DATA ROWS:
:::
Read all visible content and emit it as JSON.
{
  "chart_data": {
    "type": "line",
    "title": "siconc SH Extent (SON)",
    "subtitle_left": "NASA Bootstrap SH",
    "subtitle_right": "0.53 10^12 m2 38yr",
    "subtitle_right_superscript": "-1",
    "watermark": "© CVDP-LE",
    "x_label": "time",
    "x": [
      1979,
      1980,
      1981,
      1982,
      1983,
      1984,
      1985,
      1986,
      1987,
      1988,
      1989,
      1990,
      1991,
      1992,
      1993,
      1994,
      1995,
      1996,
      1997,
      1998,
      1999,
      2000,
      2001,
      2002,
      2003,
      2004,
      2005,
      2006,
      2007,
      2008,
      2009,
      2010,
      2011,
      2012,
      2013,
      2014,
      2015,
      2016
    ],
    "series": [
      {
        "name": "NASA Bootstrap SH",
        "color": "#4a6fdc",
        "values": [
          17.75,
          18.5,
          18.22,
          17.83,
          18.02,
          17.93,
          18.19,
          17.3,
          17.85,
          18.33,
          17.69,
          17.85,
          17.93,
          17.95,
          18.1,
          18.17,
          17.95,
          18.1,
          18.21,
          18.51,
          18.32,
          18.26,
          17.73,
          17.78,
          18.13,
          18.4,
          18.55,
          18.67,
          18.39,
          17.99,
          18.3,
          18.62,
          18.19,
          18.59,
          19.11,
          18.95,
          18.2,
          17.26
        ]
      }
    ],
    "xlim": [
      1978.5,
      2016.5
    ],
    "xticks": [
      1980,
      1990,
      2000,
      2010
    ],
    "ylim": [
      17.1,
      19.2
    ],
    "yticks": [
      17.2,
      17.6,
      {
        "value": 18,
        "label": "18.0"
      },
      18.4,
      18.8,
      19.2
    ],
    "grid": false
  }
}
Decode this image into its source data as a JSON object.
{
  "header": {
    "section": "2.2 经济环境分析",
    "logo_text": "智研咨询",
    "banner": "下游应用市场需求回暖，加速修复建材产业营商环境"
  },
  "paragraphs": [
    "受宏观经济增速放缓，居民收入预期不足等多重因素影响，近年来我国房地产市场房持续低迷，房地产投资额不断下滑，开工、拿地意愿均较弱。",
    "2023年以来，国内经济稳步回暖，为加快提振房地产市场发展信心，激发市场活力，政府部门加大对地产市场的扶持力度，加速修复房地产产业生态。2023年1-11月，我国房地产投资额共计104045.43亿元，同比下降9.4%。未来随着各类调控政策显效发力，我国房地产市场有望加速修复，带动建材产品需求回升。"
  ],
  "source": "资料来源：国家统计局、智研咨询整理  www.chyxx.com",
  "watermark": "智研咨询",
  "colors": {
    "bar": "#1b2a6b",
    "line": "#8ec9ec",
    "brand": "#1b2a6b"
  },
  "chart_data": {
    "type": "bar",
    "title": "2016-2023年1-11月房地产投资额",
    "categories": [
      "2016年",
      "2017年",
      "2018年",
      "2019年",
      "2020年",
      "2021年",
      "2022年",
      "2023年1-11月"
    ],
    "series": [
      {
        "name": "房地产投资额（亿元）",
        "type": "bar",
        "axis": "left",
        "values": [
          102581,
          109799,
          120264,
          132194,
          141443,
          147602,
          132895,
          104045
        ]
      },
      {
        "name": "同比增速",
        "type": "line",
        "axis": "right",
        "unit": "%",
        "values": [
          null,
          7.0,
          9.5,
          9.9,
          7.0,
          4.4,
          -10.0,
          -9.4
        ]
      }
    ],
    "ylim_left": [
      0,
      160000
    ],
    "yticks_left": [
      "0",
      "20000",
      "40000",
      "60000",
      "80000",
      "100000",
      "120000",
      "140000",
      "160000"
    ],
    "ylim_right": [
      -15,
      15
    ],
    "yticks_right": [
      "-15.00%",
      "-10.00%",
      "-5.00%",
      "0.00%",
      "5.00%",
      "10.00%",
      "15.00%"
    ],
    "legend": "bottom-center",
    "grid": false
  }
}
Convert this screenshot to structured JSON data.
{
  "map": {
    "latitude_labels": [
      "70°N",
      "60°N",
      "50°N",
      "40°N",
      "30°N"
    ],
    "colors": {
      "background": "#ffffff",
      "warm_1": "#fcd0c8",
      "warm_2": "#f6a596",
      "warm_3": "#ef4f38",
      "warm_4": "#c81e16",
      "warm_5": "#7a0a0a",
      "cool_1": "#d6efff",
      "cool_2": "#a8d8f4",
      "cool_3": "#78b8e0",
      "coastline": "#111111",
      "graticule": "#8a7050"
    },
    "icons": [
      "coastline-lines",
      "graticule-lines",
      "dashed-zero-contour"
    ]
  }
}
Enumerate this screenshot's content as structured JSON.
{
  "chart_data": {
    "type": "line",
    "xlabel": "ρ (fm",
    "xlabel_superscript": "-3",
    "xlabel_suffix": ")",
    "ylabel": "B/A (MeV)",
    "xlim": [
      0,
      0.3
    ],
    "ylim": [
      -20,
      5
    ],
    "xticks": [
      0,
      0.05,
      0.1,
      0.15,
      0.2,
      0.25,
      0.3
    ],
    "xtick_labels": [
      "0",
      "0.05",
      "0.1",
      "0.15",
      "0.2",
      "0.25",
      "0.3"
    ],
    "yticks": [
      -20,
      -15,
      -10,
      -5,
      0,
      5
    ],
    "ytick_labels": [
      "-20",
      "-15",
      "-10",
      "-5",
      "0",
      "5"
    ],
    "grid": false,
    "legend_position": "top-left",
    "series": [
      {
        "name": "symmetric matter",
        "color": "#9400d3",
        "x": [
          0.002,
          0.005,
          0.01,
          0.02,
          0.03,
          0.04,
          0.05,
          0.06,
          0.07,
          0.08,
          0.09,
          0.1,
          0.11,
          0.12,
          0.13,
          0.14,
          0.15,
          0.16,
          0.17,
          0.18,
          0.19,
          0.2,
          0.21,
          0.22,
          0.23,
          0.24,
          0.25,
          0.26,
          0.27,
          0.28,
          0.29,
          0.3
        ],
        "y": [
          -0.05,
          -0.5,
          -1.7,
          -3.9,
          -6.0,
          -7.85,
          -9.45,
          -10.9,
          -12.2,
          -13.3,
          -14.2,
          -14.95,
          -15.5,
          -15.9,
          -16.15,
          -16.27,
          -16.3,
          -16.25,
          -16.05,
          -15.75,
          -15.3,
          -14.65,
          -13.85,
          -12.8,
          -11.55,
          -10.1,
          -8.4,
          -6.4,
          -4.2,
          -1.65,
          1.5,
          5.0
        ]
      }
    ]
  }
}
:::
WHAT TO WORK ON:
Exactly reproduce the material above.

EXPECTED ANSWER:
Read all visible content and emit it as JSON.
{
  "chart_data": {
    "type": "line",
    "title": "siconc SH Extent (SON)",
    "subtitle_left": "NASA Bootstrap SH",
    "subtitle_right": "0.53 10^12 m2 38yr",
    "subtitle_right_superscript": "-1",
    "watermark": "© CVDP-LE",
    "x_label": "time",
    "x": [
      1979,
      1980,
      1981,
      1982,
      1983,
      1984,
      1985,
      1986,
      1987,
      1988,
      1989,
      1990,
      1991,
      1992,
      1993,
      1994,
      1995,
      1996,
      1997,
      1998,
      1999,
      2000,
      2001,
      2002,
      2003,
      2004,
      2005,
      2006,
      2007,
      2008,
      2009,
      2010,
      2011,
      2012,
      2013,
      2014,
      2015,
      2016
    ],
    "series": [
      {
        "name": "NASA Bootstrap SH",
        "color": "#4a6fdc",
        "values": [
          17.75,
          18.5,
          18.22,
          17.83,
          18.02,
          17.93,
          18.19,
          17.3,
          17.85,
          18.33,
          17.69,
          17.85,
          17.93,
          17.95,
          18.1,
          18.17,
          17.95,
          18.1,
          18.21,
          18.51,
          18.32,
          18.26,
          17.73,
          17.78,
          18.13,
          18.4,
          18.55,
          18.67,
          18.39,
          17.99,
          18.3,
          18.62,
          18.19,
          18.59,
          19.11,
          18.95,
          18.2,
          17.26
        ]
      }
    ],
    "xlim": [
      1978.5,
      2016.5
    ],
    "xticks": [
      1980,
      1990,
      2000,
      2010
    ],
    "ylim": [
      17.1,
      19.2
    ],
    "yticks": [
      17.2,
      17.6,
      {
        "value": 18,
        "label": "18.0"
      },
      18.4,
      18.8,
      19.2
    ],
    "grid": false
  }
}
Decode this image into its source data as a JSON object.
{
  "header": {
    "section": "2.2 经济环境分析",
    "logo_text": "智研咨询",
    "banner": "下游应用市场需求回暖，加速修复建材产业营商环境"
  },
  "paragraphs": [
    "受宏观经济增速放缓，居民收入预期不足等多重因素影响，近年来我国房地产市场房持续低迷，房地产投资额不断下滑，开工、拿地意愿均较弱。",
    "2023年以来，国内经济稳步回暖，为加快提振房地产市场发展信心，激发市场活力，政府部门加大对地产市场的扶持力度，加速修复房地产产业生态。2023年1-11月，我国房地产投资额共计104045.43亿元，同比下降9.4%。未来随着各类调控政策显效发力，我国房地产市场有望加速修复，带动建材产品需求回升。"
  ],
  "source": "资料来源：国家统计局、智研咨询整理  www.chyxx.com",
  "watermark": "智研咨询",
  "colors": {
    "bar": "#1b2a6b",
    "line": "#8ec9ec",
    "brand": "#1b2a6b"
  },
  "chart_data": {
    "type": "bar",
    "title": "2016-2023年1-11月房地产投资额",
    "categories": [
      "2016年",
      "2017年",
      "2018年",
      "2019年",
      "2020年",
      "2021年",
      "2022年",
      "2023年1-11月"
    ],
    "series": [
      {
        "name": "房地产投资额（亿元）",
        "type": "bar",
        "axis": "left",
        "values": [
          102581,
          109799,
          120264,
          132194,
          141443,
          147602,
          132895,
          104045
        ]
      },
      {
        "name": "同比增速",
        "type": "line",
        "axis": "right",
        "unit": "%",
        "values": [
          null,
          7.0,
          9.5,
          9.9,
          7.0,
          4.4,
          -10.0,
          -9.4
        ]
      }
    ],
    "ylim_left": [
      0,
      160000
    ],
    "yticks_left": [
      "0",
      "20000",
      "40000",
      "60000",
      "80000",
      "100000",
      "120000",
      "140000",
      "160000"
    ],
    "ylim_right": [
      -15,
      15
    ],
    "yticks_right": [
      "-15.00%",
      "-10.00%",
      "-5.00%",
      "0.00%",
      "5.00%",
      "10.00%",
      "15.00%"
    ],
    "legend": "bottom-center",
    "grid": false
  }
}
Convert this screenshot to structured JSON data.
{
  "map": {
    "latitude_labels": [
      "70°N",
      "60°N",
      "50°N",
      "40°N",
      "30°N"
    ],
    "colors": {
      "background": "#ffffff",
      "warm_1": "#fcd0c8",
      "warm_2": "#f6a596",
      "warm_3": "#ef4f38",
      "warm_4": "#c81e16",
      "warm_5": "#7a0a0a",
      "cool_1": "#d6efff",
      "cool_2": "#a8d8f4",
      "cool_3": "#78b8e0",
      "coastline": "#111111",
      "graticule": "#8a7050"
    },
    "icons": [
      "coastline-lines",
      "graticule-lines",
      "dashed-zero-contour"
    ]
  }
}
Enumerate this screenshot's content as structured JSON.
{
  "chart_data": {
    "type": "line",
    "xlabel": "ρ (fm",
    "xlabel_superscript": "-3",
    "xlabel_suffix": ")",
    "ylabel": "B/A (MeV)",
    "xlim": [
      0,
      0.3
    ],
    "ylim": [
      -20,
      5
    ],
    "xticks": [
      0,
      0.05,
      0.1,
      0.15,
      0.2,
      0.25,
      0.3
    ],
    "xtick_labels": [
      "0",
      "0.05",
      "0.1",
      "0.15",
      "0.2",
      "0.25",
      "0.3"
    ],
    "yticks": [
      -20,
      -15,
      -10,
      -5,
      0,
      5
    ],
    "ytick_labels": [
      "-20",
      "-15",
      "-10",
      "-5",
      "0",
      "5"
    ],
    "grid": false,
    "legend_position": "top-left",
    "series": [
      {
        "name": "symmetric matter",
        "color": "#9400d3",
        "x": [
          0.002,
          0.005,
          0.01,
          0.02,
          0.03,
          0.04,
          0.05,
          0.06,
          0.07,
          0.08,
          0.09,
          0.1,
          0.11,
          0.12,
          0.13,
          0.14,
          0.15,
          0.16,
          0.17,
          0.18,
          0.19,
          0.2,
          0.21,
          0.22,
          0.23,
          0.24,
          0.25,
          0.26,
          0.27,
          0.28,
          0.29,
          0.3
        ],
        "y": [
          -0.05,
          -0.5,
          -1.7,
          -3.9,
          -6.0,
          -7.85,
          -9.45,
          -10.9,
          -12.2,
          -13.3,
          -14.2,
          -14.95,
          -15.5,
          -15.9,
          -16.15,
          -16.27,
          -16.3,
          -16.25,
          -16.05,
          -15.75,
          -15.3,
          -14.65,
          -13.85,
          -12.8,
          -11.55,
          -10.1,
          -8.4,
          -6.4,
          -4.2,
          -1.65,
          1.5,
          5.0
        ]
      }
    ]
  }
}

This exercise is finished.